┌─ RECORD EXCERPTS

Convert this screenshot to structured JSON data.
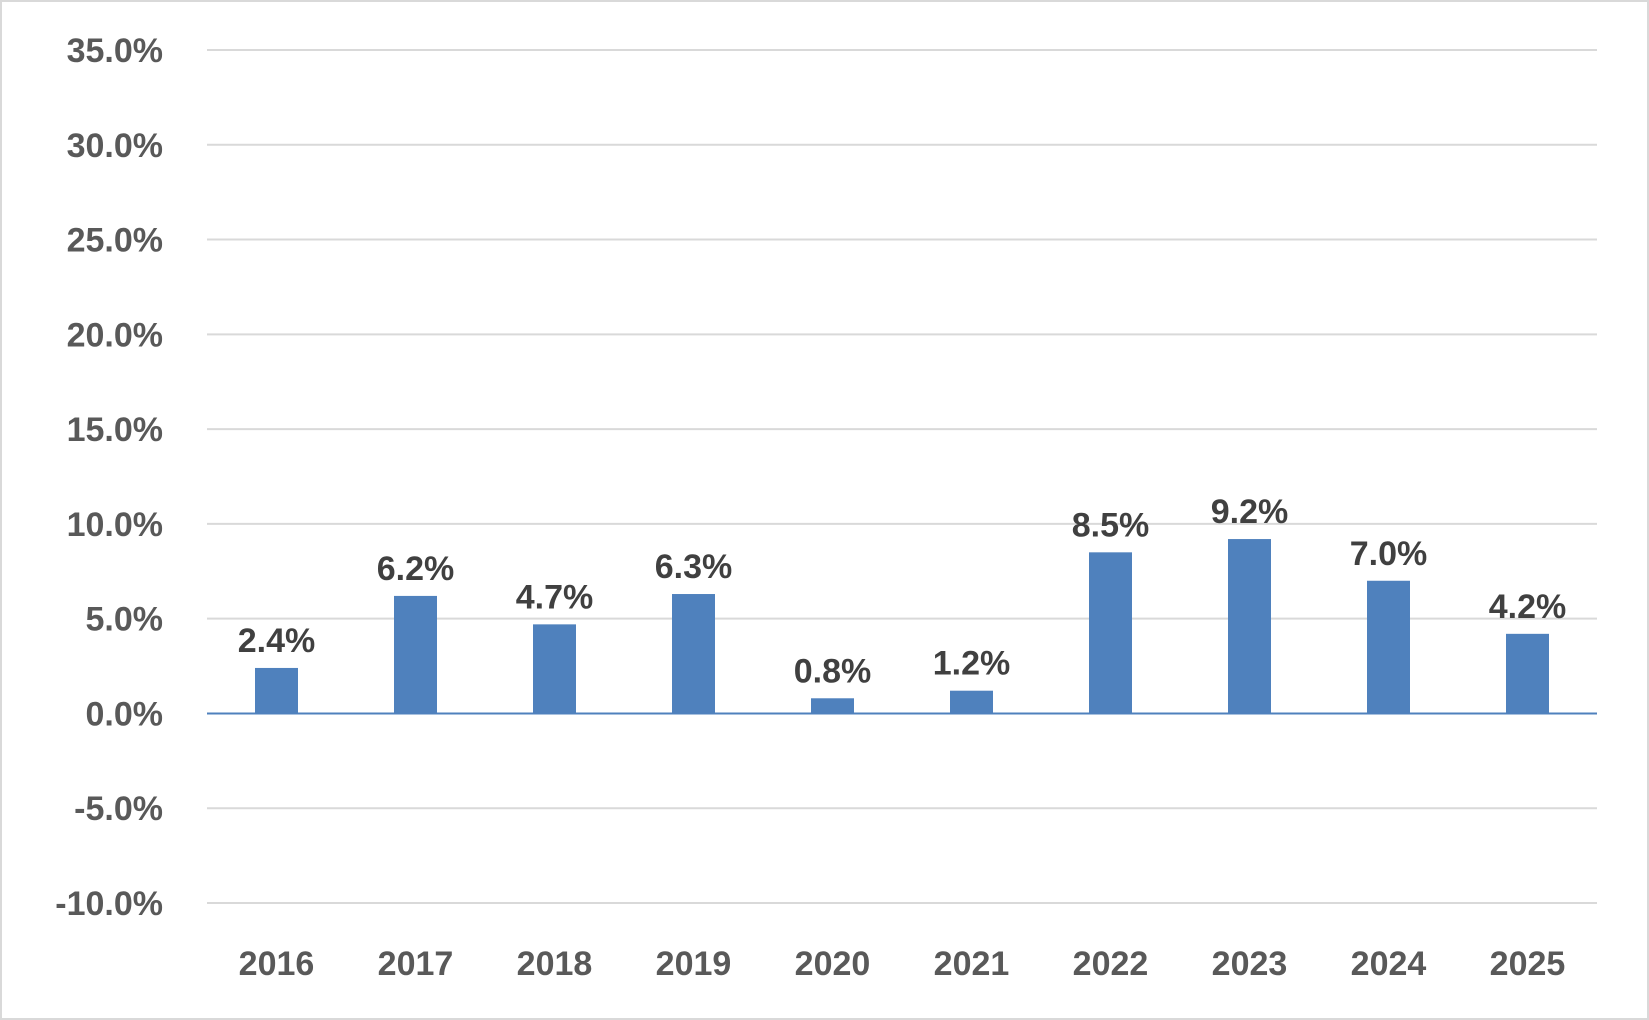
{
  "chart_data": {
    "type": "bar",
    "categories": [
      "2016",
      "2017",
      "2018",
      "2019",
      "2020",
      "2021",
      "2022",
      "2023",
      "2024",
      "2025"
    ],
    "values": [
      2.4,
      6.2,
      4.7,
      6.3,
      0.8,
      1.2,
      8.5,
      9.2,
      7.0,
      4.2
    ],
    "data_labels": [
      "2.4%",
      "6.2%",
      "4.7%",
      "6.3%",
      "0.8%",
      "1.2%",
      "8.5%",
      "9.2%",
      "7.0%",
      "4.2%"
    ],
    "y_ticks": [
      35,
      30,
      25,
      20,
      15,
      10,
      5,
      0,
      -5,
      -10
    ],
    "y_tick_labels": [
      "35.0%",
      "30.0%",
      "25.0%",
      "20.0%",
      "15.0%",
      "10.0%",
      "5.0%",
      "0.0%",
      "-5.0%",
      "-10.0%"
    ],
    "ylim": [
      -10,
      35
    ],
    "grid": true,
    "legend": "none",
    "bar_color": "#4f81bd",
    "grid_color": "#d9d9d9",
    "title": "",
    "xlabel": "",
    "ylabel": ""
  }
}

└─

■ **JOB**
Return the entries unchanged, save for the pictures, which do not belong in the copy.

■ **EXERCISE OUTPUT**
Convert this screenshot to structured JSON data.
{
  "chart_data": {
    "type": "bar",
    "categories": [
      "2016",
      "2017",
      "2018",
      "2019",
      "2020",
      "2021",
      "2022",
      "2023",
      "2024",
      "2025"
    ],
    "values": [
      2.4,
      6.2,
      4.7,
      6.3,
      0.8,
      1.2,
      8.5,
      9.2,
      7.0,
      4.2
    ],
    "data_labels": [
      "2.4%",
      "6.2%",
      "4.7%",
      "6.3%",
      "0.8%",
      "1.2%",
      "8.5%",
      "9.2%",
      "7.0%",
      "4.2%"
    ],
    "y_ticks": [
      35,
      30,
      25,
      20,
      15,
      10,
      5,
      0,
      -5,
      -10
    ],
    "y_tick_labels": [
      "35.0%",
      "30.0%",
      "25.0%",
      "20.0%",
      "15.0%",
      "10.0%",
      "5.0%",
      "0.0%",
      "-5.0%",
      "-10.0%"
    ],
    "ylim": [
      -10,
      35
    ],
    "grid": true,
    "legend": "none",
    "bar_color": "#4f81bd",
    "grid_color": "#d9d9d9",
    "title": "",
    "xlabel": "",
    "ylabel": ""
  }
}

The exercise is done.